§ Given records:
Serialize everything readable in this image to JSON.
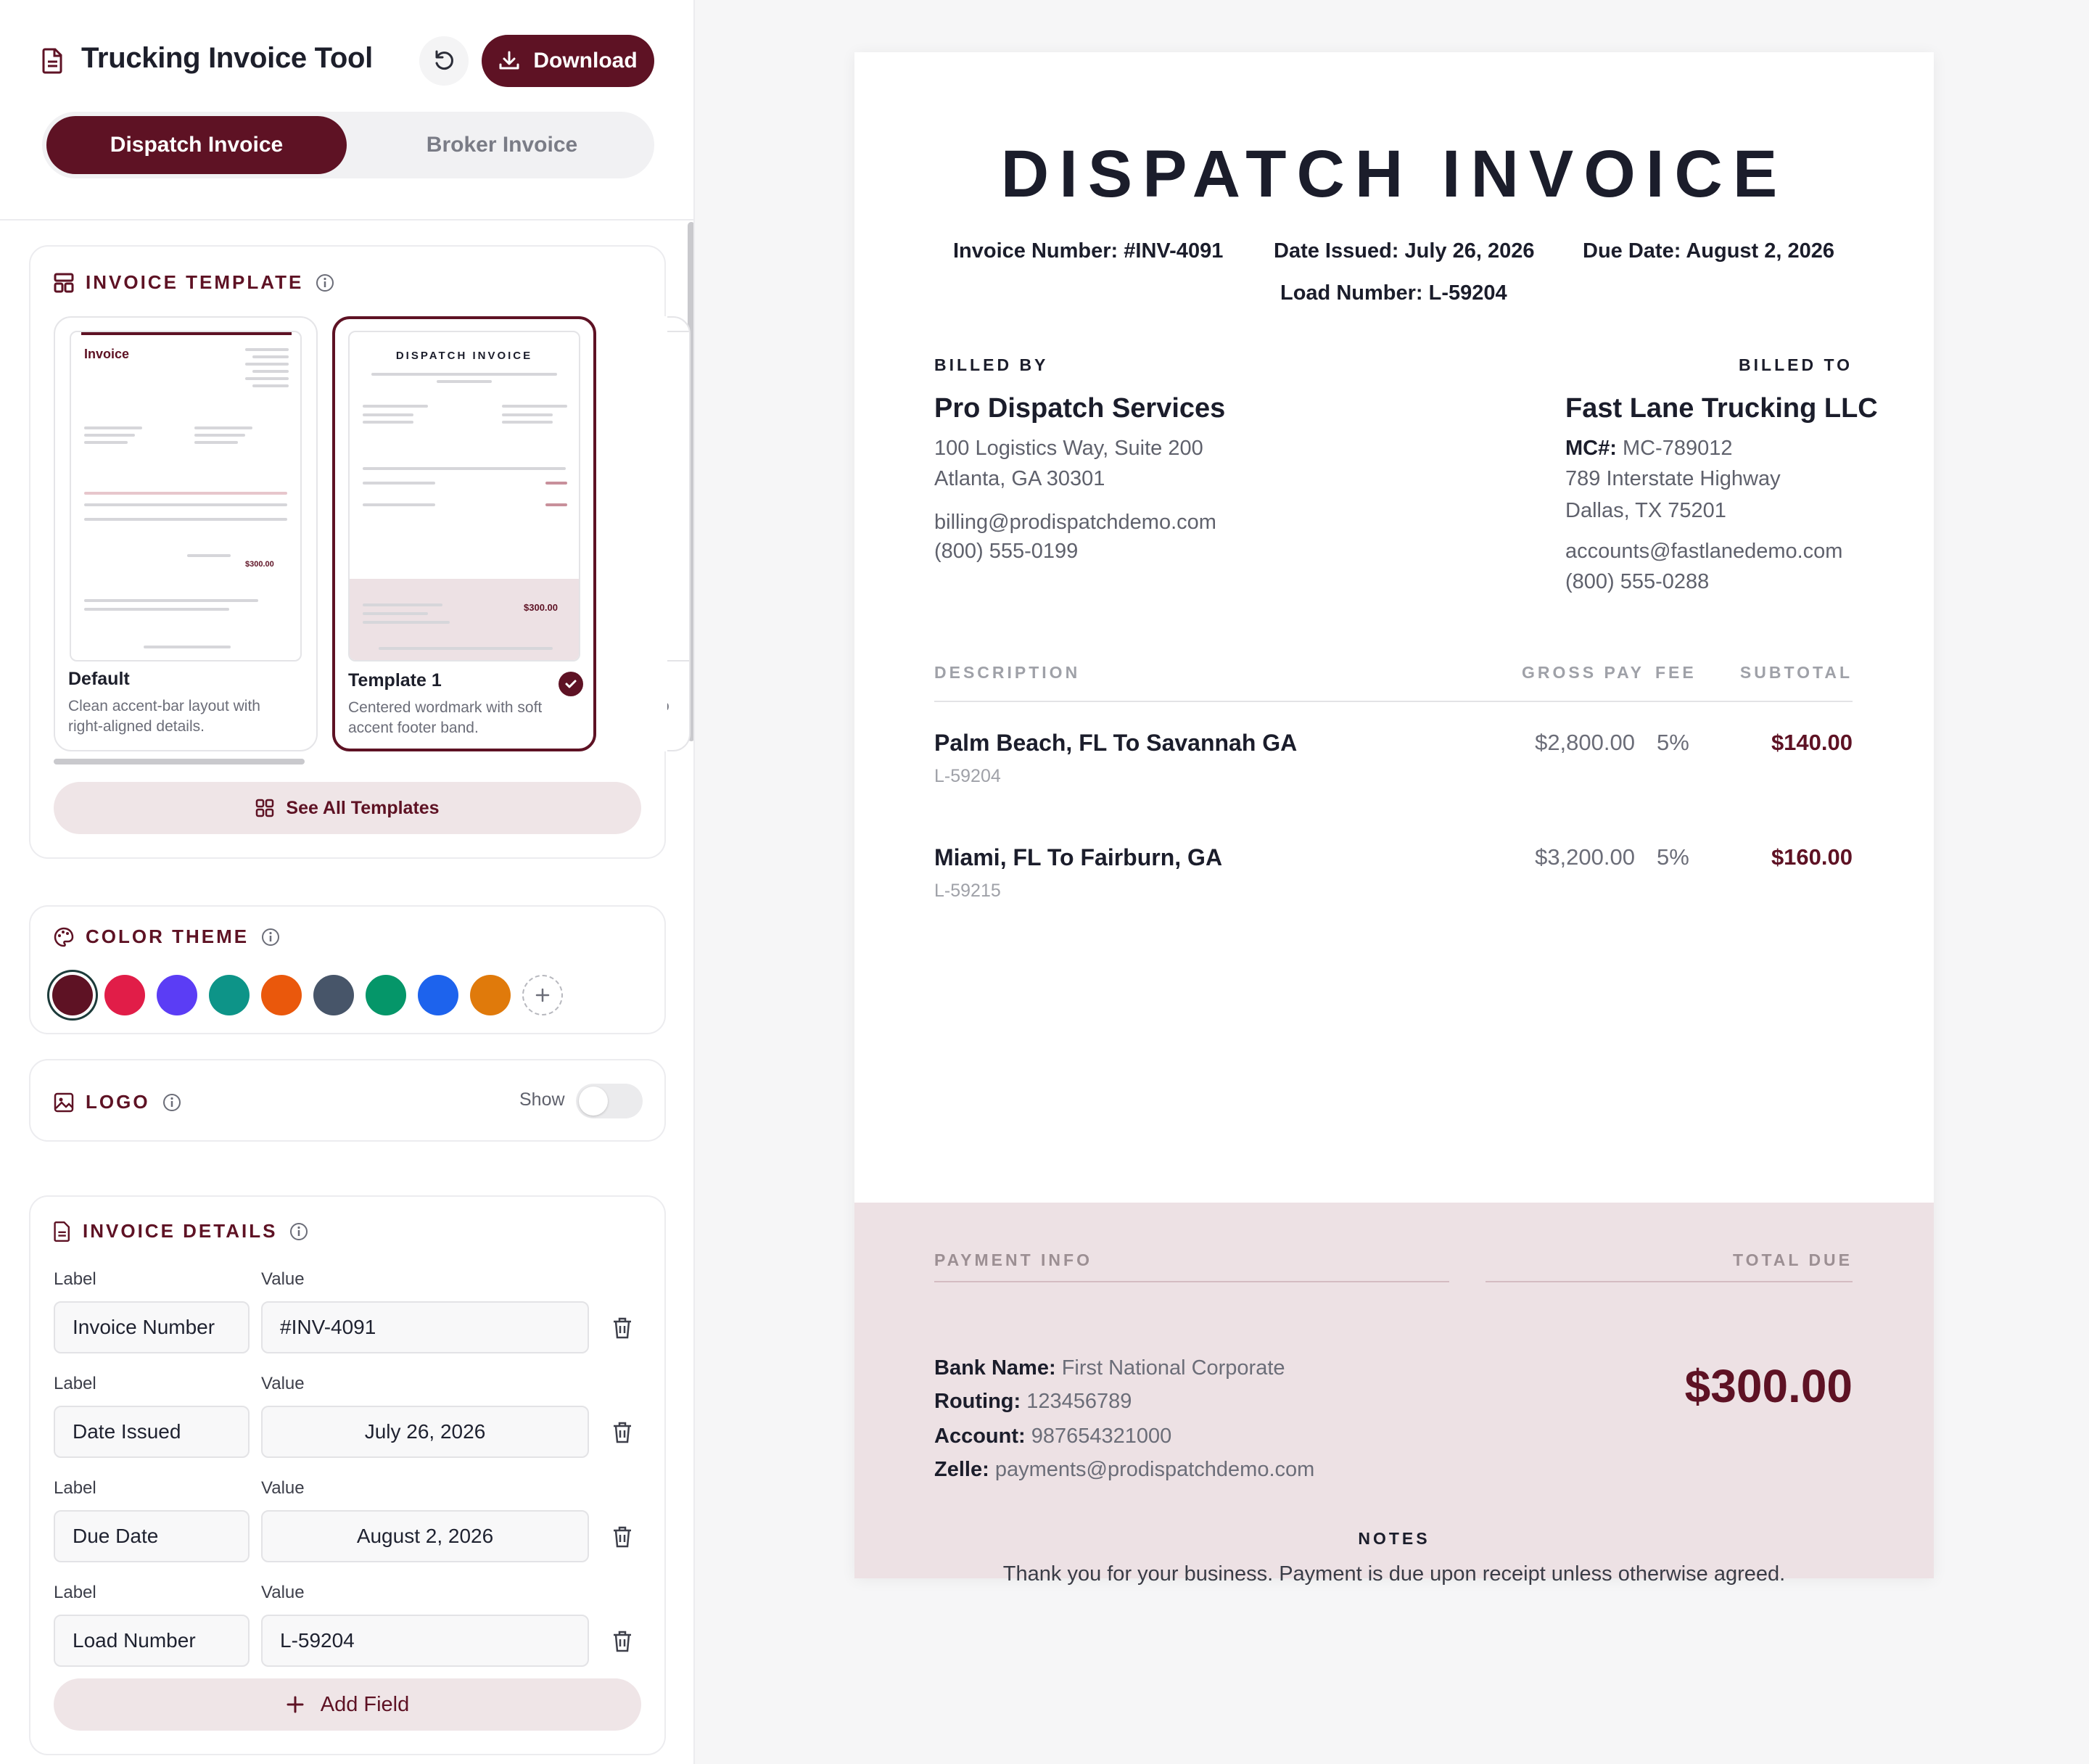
{
  "app": {
    "title": "Trucking Invoice Tool",
    "download_label": "Download",
    "tabs": [
      "Dispatch Invoice",
      "Broker Invoice"
    ],
    "accent_color": "#5e1224"
  },
  "template_section": {
    "heading": "INVOICE TEMPLATE",
    "templates": [
      {
        "name": "Default",
        "description": "Clean accent-bar layout with right-aligned details.",
        "preview_title": "Invoice",
        "preview_total": "$300.00"
      },
      {
        "name": "Template 1",
        "description": "Centered wordmark with soft accent footer band.",
        "preview_title": "DISPATCH INVOICE",
        "preview_total": "$300.00",
        "selected": true
      },
      {
        "name": "Te",
        "description": "Bo foo"
      }
    ],
    "see_all_label": "See All Templates"
  },
  "color_section": {
    "heading": "COLOR THEME",
    "swatches": [
      "#5e1224",
      "#e11d48",
      "#5b3df5",
      "#0d9488",
      "#ea580c",
      "#475569",
      "#059669",
      "#1d63ed",
      "#e07a0b"
    ],
    "selected": "#5e1224"
  },
  "logo_section": {
    "heading": "LOGO",
    "toggle_label": "Show",
    "enabled": false
  },
  "details_section": {
    "heading": "INVOICE DETAILS",
    "label_caption": "Label",
    "value_caption": "Value",
    "fields": [
      {
        "label": "Invoice Number",
        "value": "#INV-4091"
      },
      {
        "label": "Date Issued",
        "value": "July 26, 2026"
      },
      {
        "label": "Due Date",
        "value": "August 2, 2026"
      },
      {
        "label": "Load Number",
        "value": "L-59204"
      }
    ],
    "add_field_label": "Add Field"
  },
  "invoice": {
    "title": "DISPATCH INVOICE",
    "meta": [
      {
        "label": "Invoice Number:",
        "value": "#INV-4091"
      },
      {
        "label": "Date Issued:",
        "value": "July 26, 2026"
      },
      {
        "label": "Due Date:",
        "value": "August 2, 2026"
      },
      {
        "label": "Load Number:",
        "value": "L-59204"
      }
    ],
    "billed_by": {
      "heading": "BILLED BY",
      "name": "Pro Dispatch Services",
      "address1": "100 Logistics Way, Suite 200",
      "address2": "Atlanta, GA 30301",
      "email": "billing@prodispatchdemo.com",
      "phone": "(800) 555-0199"
    },
    "billed_to": {
      "heading": "BILLED TO",
      "name": "Fast Lane Trucking LLC",
      "mc_label": "MC#:",
      "mc_value": "MC-789012",
      "address1": "789 Interstate Highway",
      "address2": "Dallas, TX 75201",
      "email": "accounts@fastlanedemo.com",
      "phone": "(800) 555-0288"
    },
    "columns": [
      "DESCRIPTION",
      "GROSS PAY",
      "FEE",
      "SUBTOTAL"
    ],
    "items": [
      {
        "description": "Palm Beach, FL To Savannah GA",
        "load": "L-59204",
        "gross": "$2,800.00",
        "fee": "5%",
        "subtotal": "$140.00"
      },
      {
        "description": "Miami, FL To Fairburn, GA",
        "load": "L-59215",
        "gross": "$3,200.00",
        "fee": "5%",
        "subtotal": "$160.00"
      }
    ],
    "payment": {
      "heading": "PAYMENT INFO",
      "bank_label": "Bank Name:",
      "bank_value": "First National Corporate",
      "routing_label": "Routing:",
      "routing_value": "123456789",
      "account_label": "Account:",
      "account_value": "987654321000",
      "zelle_label": "Zelle:",
      "zelle_value": "payments@prodispatchdemo.com"
    },
    "total_heading": "TOTAL DUE",
    "total": "$300.00",
    "notes_heading": "NOTES",
    "notes": "Thank you for your business. Payment is due upon receipt unless otherwise agreed."
  }
}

§ Stated exercise:
Without the pictures, output the full listing exactly as it stands.

§ The reply:
Serialize everything readable in this image to JSON.
{
  "app": {
    "title": "Trucking Invoice Tool",
    "download_label": "Download",
    "tabs": [
      "Dispatch Invoice",
      "Broker Invoice"
    ],
    "accent_color": "#5e1224"
  },
  "template_section": {
    "heading": "INVOICE TEMPLATE",
    "templates": [
      {
        "name": "Default",
        "description": "Clean accent-bar layout with right-aligned details.",
        "preview_title": "Invoice",
        "preview_total": "$300.00"
      },
      {
        "name": "Template 1",
        "description": "Centered wordmark with soft accent footer band.",
        "preview_title": "DISPATCH INVOICE",
        "preview_total": "$300.00",
        "selected": true
      },
      {
        "name": "Te",
        "description": "Bo foo"
      }
    ],
    "see_all_label": "See All Templates"
  },
  "color_section": {
    "heading": "COLOR THEME",
    "swatches": [
      "#5e1224",
      "#e11d48",
      "#5b3df5",
      "#0d9488",
      "#ea580c",
      "#475569",
      "#059669",
      "#1d63ed",
      "#e07a0b"
    ],
    "selected": "#5e1224"
  },
  "logo_section": {
    "heading": "LOGO",
    "toggle_label": "Show",
    "enabled": false
  },
  "details_section": {
    "heading": "INVOICE DETAILS",
    "label_caption": "Label",
    "value_caption": "Value",
    "fields": [
      {
        "label": "Invoice Number",
        "value": "#INV-4091"
      },
      {
        "label": "Date Issued",
        "value": "July 26, 2026"
      },
      {
        "label": "Due Date",
        "value": "August 2, 2026"
      },
      {
        "label": "Load Number",
        "value": "L-59204"
      }
    ],
    "add_field_label": "Add Field"
  },
  "invoice": {
    "title": "DISPATCH INVOICE",
    "meta": [
      {
        "label": "Invoice Number:",
        "value": "#INV-4091"
      },
      {
        "label": "Date Issued:",
        "value": "July 26, 2026"
      },
      {
        "label": "Due Date:",
        "value": "August 2, 2026"
      },
      {
        "label": "Load Number:",
        "value": "L-59204"
      }
    ],
    "billed_by": {
      "heading": "BILLED BY",
      "name": "Pro Dispatch Services",
      "address1": "100 Logistics Way, Suite 200",
      "address2": "Atlanta, GA 30301",
      "email": "billing@prodispatchdemo.com",
      "phone": "(800) 555-0199"
    },
    "billed_to": {
      "heading": "BILLED TO",
      "name": "Fast Lane Trucking LLC",
      "mc_label": "MC#:",
      "mc_value": "MC-789012",
      "address1": "789 Interstate Highway",
      "address2": "Dallas, TX 75201",
      "email": "accounts@fastlanedemo.com",
      "phone": "(800) 555-0288"
    },
    "columns": [
      "DESCRIPTION",
      "GROSS PAY",
      "FEE",
      "SUBTOTAL"
    ],
    "items": [
      {
        "description": "Palm Beach, FL To Savannah GA",
        "load": "L-59204",
        "gross": "$2,800.00",
        "fee": "5%",
        "subtotal": "$140.00"
      },
      {
        "description": "Miami, FL To Fairburn, GA",
        "load": "L-59215",
        "gross": "$3,200.00",
        "fee": "5%",
        "subtotal": "$160.00"
      }
    ],
    "payment": {
      "heading": "PAYMENT INFO",
      "bank_label": "Bank Name:",
      "bank_value": "First National Corporate",
      "routing_label": "Routing:",
      "routing_value": "123456789",
      "account_label": "Account:",
      "account_value": "987654321000",
      "zelle_label": "Zelle:",
      "zelle_value": "payments@prodispatchdemo.com"
    },
    "total_heading": "TOTAL DUE",
    "total": "$300.00",
    "notes_heading": "NOTES",
    "notes": "Thank you for your business. Payment is due upon receipt unless otherwise agreed."
  }
}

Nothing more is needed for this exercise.